- [Recorded data]:
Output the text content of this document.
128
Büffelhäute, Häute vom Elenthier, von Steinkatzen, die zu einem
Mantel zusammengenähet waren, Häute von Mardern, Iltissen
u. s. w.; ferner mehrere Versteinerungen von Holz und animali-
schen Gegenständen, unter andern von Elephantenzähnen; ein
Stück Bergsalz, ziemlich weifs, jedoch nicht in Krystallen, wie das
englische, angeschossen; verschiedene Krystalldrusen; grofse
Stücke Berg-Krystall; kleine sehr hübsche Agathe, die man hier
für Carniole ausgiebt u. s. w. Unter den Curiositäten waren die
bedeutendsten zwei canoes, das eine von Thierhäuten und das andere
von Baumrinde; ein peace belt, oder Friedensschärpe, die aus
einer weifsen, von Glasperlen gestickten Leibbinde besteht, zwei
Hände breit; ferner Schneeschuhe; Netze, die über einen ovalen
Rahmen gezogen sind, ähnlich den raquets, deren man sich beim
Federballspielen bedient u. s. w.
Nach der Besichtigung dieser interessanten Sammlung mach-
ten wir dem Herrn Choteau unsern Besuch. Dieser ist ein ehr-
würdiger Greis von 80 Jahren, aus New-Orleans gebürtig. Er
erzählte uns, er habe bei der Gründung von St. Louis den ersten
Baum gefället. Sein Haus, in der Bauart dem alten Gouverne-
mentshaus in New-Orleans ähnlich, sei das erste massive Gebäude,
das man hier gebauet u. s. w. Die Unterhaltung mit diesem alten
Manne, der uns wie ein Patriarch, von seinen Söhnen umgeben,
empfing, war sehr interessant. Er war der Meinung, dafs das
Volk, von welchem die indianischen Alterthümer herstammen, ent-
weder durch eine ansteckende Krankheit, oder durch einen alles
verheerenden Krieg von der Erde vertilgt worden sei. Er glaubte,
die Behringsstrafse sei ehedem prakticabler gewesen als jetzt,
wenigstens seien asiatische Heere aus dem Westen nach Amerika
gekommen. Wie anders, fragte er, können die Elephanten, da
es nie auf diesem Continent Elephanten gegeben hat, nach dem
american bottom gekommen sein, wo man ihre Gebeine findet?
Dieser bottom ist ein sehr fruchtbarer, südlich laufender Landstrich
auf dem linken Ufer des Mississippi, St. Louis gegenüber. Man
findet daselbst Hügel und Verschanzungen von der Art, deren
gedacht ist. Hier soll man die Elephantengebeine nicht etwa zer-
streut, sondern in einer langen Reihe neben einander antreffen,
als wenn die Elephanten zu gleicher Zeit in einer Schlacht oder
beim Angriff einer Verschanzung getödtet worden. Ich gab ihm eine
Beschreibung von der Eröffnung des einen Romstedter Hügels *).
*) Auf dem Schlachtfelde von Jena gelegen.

- [Task brief]: Copy out the material word for word and line for line.

- [Answer to this problem]:
Output the text content of this document.
128
Büffelhäute, Häute vom Elenthier, von Steinkatzen, die zu einem
Mantel zusammengenähet waren, Häute von Mardern, Iltissen
u. s. w.; ferner mehrere Versteinerungen von Holz und animali-
schen Gegenständen, unter andern von Elephantenzähnen; ein
Stück Bergsalz, ziemlich weifs, jedoch nicht in Krystallen, wie das
englische, angeschossen; verschiedene Krystalldrusen; grofse
Stücke Berg-Krystall; kleine sehr hübsche Agathe, die man hier
für Carniole ausgiebt u. s. w. Unter den Curiositäten waren die
bedeutendsten zwei canoes, das eine von Thierhäuten und das andere
von Baumrinde; ein peace belt, oder Friedensschärpe, die aus
einer weifsen, von Glasperlen gestickten Leibbinde besteht, zwei
Hände breit; ferner Schneeschuhe; Netze, die über einen ovalen
Rahmen gezogen sind, ähnlich den raquets, deren man sich beim
Federballspielen bedient u. s. w.
Nach der Besichtigung dieser interessanten Sammlung mach-
ten wir dem Herrn Choteau unsern Besuch. Dieser ist ein ehr-
würdiger Greis von 80 Jahren, aus New-Orleans gebürtig. Er
erzählte uns, er habe bei der Gründung von St. Louis den ersten
Baum gefället. Sein Haus, in der Bauart dem alten Gouverne-
mentshaus in New-Orleans ähnlich, sei das erste massive Gebäude,
das man hier gebauet u. s. w. Die Unterhaltung mit diesem alten
Manne, der uns wie ein Patriarch, von seinen Söhnen umgeben,
empfing, war sehr interessant. Er war der Meinung, dafs das
Volk, von welchem die indianischen Alterthümer herstammen, ent-
weder durch eine ansteckende Krankheit, oder durch einen alles
verheerenden Krieg von der Erde vertilgt worden sei. Er glaubte,
die Behringsstrafse sei ehedem prakticabler gewesen als jetzt,
wenigstens seien asiatische Heere aus dem Westen nach Amerika
gekommen. Wie anders, fragte er, können die Elephanten, da
es nie auf diesem Continent Elephanten gegeben hat, nach dem
american bottom gekommen sein, wo man ihre Gebeine findet?
Dieser bottom ist ein sehr fruchtbarer, südlich laufender Landstrich
auf dem linken Ufer des Mississippi, St. Louis gegenüber. Man
findet daselbst Hügel und Verschanzungen von der Art, deren
gedacht ist. Hier soll man die Elephantengebeine nicht etwa zer-
streut, sondern in einer langen Reihe neben einander antreffen,
als wenn die Elephanten zu gleicher Zeit in einer Schlacht oder
beim Angriff einer Verschanzung getödtet worden. Ich gab ihm eine
Beschreibung von der Eröffnung des einen Romstedter Hügels *).
*) Auf dem Schlachtfelde von Jena gelegen.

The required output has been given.